Stored rows ::
- - - - - - -
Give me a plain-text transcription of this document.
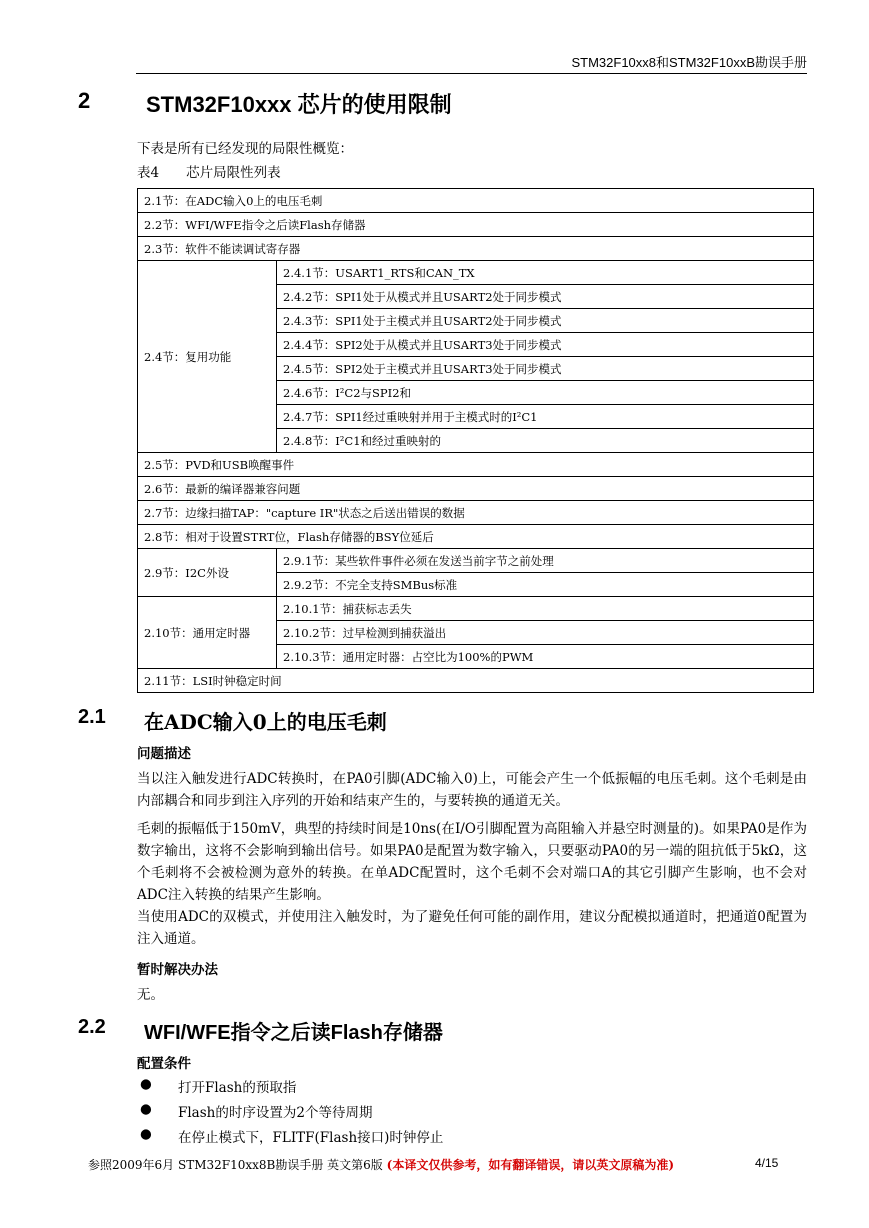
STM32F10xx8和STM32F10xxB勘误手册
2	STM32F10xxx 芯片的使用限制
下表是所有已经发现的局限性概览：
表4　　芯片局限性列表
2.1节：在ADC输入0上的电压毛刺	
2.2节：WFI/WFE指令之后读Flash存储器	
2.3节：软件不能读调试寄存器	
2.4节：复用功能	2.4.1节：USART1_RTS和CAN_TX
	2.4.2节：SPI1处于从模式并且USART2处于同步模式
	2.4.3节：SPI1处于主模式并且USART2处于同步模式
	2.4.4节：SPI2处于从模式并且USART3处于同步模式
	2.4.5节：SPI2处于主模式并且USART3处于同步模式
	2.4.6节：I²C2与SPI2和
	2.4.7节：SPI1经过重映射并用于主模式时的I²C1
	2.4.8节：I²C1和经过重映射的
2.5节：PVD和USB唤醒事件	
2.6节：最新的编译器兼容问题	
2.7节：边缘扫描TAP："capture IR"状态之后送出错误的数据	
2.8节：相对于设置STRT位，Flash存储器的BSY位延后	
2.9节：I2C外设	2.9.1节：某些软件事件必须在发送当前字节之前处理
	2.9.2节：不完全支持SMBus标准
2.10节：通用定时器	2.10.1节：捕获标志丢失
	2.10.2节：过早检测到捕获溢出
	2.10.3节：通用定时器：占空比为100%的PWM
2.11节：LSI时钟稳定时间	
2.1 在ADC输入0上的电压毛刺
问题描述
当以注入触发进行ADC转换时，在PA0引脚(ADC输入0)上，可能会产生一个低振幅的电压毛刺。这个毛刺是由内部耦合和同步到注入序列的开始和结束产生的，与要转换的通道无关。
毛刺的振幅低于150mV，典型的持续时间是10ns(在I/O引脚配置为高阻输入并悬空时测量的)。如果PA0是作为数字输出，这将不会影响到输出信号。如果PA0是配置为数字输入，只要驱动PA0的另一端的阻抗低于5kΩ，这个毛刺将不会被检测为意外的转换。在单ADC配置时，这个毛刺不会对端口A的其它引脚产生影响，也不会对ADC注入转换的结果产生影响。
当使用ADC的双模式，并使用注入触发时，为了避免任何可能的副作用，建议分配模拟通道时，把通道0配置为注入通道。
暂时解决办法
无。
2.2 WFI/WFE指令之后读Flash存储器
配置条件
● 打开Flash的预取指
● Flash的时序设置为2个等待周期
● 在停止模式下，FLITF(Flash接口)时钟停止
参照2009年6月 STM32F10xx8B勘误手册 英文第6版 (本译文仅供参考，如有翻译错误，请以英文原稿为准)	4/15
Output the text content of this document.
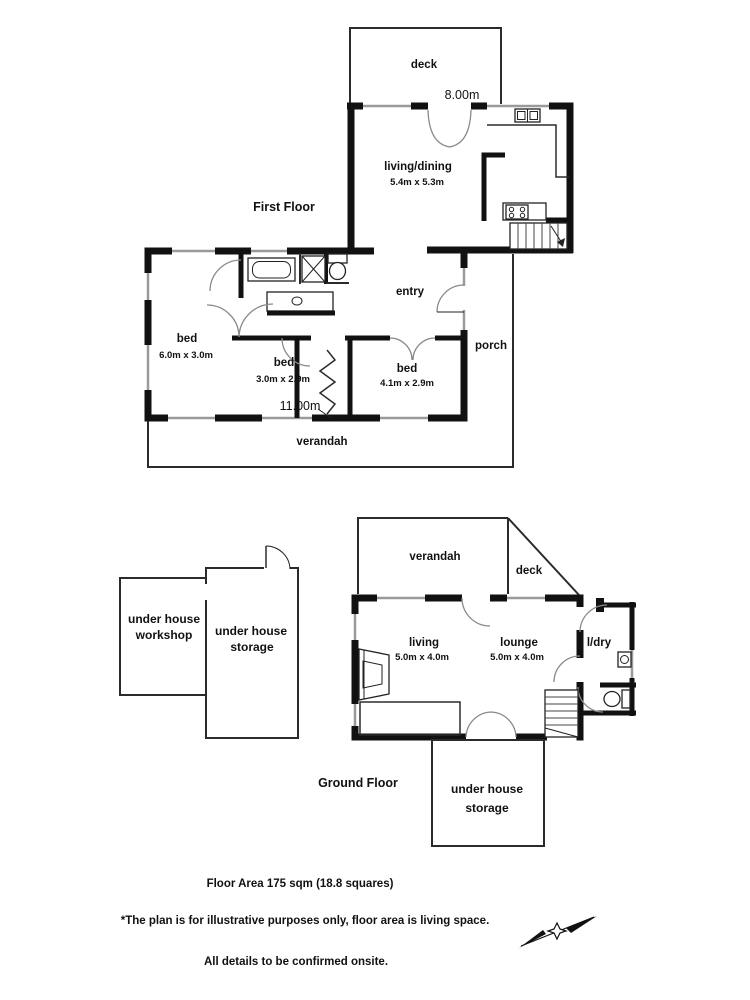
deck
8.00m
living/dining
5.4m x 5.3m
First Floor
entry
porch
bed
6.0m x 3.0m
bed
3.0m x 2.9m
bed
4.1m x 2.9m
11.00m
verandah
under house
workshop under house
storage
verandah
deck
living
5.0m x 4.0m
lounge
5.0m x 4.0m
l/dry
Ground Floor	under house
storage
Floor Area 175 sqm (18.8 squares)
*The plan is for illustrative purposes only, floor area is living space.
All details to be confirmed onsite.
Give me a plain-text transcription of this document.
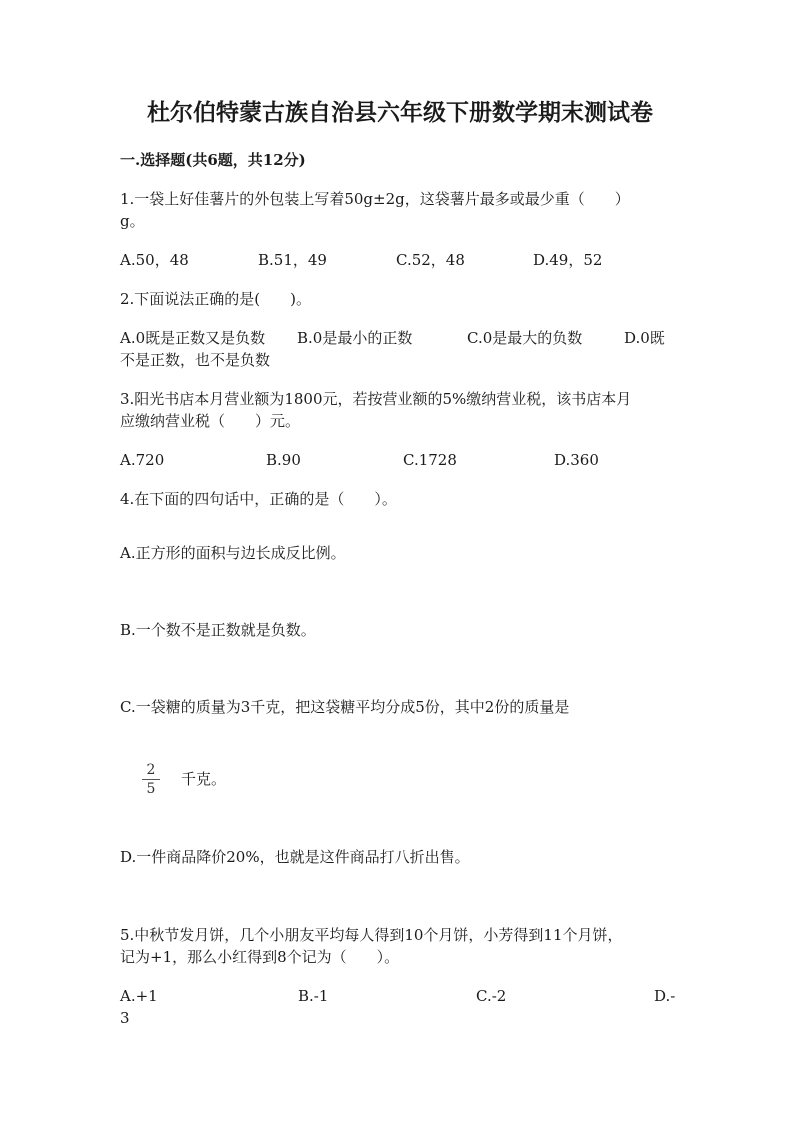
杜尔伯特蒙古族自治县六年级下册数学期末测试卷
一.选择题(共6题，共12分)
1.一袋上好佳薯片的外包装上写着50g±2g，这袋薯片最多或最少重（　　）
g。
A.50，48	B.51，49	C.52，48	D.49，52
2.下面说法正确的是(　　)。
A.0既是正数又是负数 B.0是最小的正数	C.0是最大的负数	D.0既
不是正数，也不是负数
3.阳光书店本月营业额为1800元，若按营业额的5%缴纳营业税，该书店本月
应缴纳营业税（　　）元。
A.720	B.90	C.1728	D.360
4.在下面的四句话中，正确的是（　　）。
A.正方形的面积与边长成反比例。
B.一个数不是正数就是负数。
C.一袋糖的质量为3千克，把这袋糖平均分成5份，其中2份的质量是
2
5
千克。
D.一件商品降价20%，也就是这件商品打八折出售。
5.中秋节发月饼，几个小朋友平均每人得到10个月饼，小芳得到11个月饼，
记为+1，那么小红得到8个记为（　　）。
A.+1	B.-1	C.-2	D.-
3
- - - - - - -
What you are asked to do :: Keep the pictures out of the copy and write out the data exactly as it stands.

Task response ::
Give me a plain-text transcription of this document.
STM32F10xx8和STM32F10xxB勘误手册
2	STM32F10xxx 芯片的使用限制
下表是所有已经发现的局限性概览：
表4　　芯片局限性列表
2.1节：在ADC输入0上的电压毛刺	
2.2节：WFI/WFE指令之后读Flash存储器	
2.3节：软件不能读调试寄存器	
2.4节：复用功能	2.4.1节：USART1_RTS和CAN_TX
	2.4.2节：SPI1处于从模式并且USART2处于同步模式
	2.4.3节：SPI1处于主模式并且USART2处于同步模式
	2.4.4节：SPI2处于从模式并且USART3处于同步模式
	2.4.5节：SPI2处于主模式并且USART3处于同步模式
	2.4.6节：I²C2与SPI2和
	2.4.7节：SPI1经过重映射并用于主模式时的I²C1
	2.4.8节：I²C1和经过重映射的
2.5节：PVD和USB唤醒事件	
2.6节：最新的编译器兼容问题	
2.7节：边缘扫描TAP："capture IR"状态之后送出错误的数据	
2.8节：相对于设置STRT位，Flash存储器的BSY位延后	
2.9节：I2C外设	2.9.1节：某些软件事件必须在发送当前字节之前处理
	2.9.2节：不完全支持SMBus标准
2.10节：通用定时器	2.10.1节：捕获标志丢失
	2.10.2节：过早检测到捕获溢出
	2.10.3节：通用定时器：占空比为100%的PWM
2.11节：LSI时钟稳定时间	
2.1 在ADC输入0上的电压毛刺
问题描述
当以注入触发进行ADC转换时，在PA0引脚(ADC输入0)上，可能会产生一个低振幅的电压毛刺。这个毛刺是由内部耦合和同步到注入序列的开始和结束产生的，与要转换的通道无关。
毛刺的振幅低于150mV，典型的持续时间是10ns(在I/O引脚配置为高阻输入并悬空时测量的)。如果PA0是作为数字输出，这将不会影响到输出信号。如果PA0是配置为数字输入，只要驱动PA0的另一端的阻抗低于5kΩ，这个毛刺将不会被检测为意外的转换。在单ADC配置时，这个毛刺不会对端口A的其它引脚产生影响，也不会对ADC注入转换的结果产生影响。
当使用ADC的双模式，并使用注入触发时，为了避免任何可能的副作用，建议分配模拟通道时，把通道0配置为注入通道。
暂时解决办法
无。
2.2 WFI/WFE指令之后读Flash存储器
配置条件
● 打开Flash的预取指
● Flash的时序设置为2个等待周期
● 在停止模式下，FLITF(Flash接口)时钟停止
参照2009年6月 STM32F10xx8B勘误手册 英文第6版 (本译文仅供参考，如有翻译错误，请以英文原稿为准)	4/15
Output the text content of this document.
deck
8.00m
living/dining
5.4m x 5.3m
First Floor
entry
porch
bed
6.0m x 3.0m
bed
3.0m x 2.9m
bed
4.1m x 2.9m
11.00m
verandah
under house
workshop under house
storage
verandah
deck
living
5.0m x 4.0m
lounge
5.0m x 4.0m
l/dry
Ground Floor	under house
storage
Floor Area 175 sqm (18.8 squares)
*The plan is for illustrative purposes only, floor area is living space.
All details to be confirmed onsite.
Give me a plain-text transcription of this document.
杜尔伯特蒙古族自治县六年级下册数学期末测试卷
一.选择题(共6题，共12分)
1.一袋上好佳薯片的外包装上写着50g±2g，这袋薯片最多或最少重（　　）
g。
A.50，48	B.51，49	C.52，48	D.49，52
2.下面说法正确的是(　　)。
A.0既是正数又是负数 B.0是最小的正数	C.0是最大的负数	D.0既
不是正数，也不是负数
3.阳光书店本月营业额为1800元，若按营业额的5%缴纳营业税，该书店本月
应缴纳营业税（　　）元。
A.720	B.90	C.1728	D.360
4.在下面的四句话中，正确的是（　　）。
A.正方形的面积与边长成反比例。
B.一个数不是正数就是负数。
C.一袋糖的质量为3千克，把这袋糖平均分成5份，其中2份的质量是
2
5
千克。
D.一件商品降价20%，也就是这件商品打八折出售。
5.中秋节发月饼，几个小朋友平均每人得到10个月饼，小芳得到11个月饼，
记为+1，那么小红得到8个记为（　　）。
A.+1	B.-1	C.-2	D.-
3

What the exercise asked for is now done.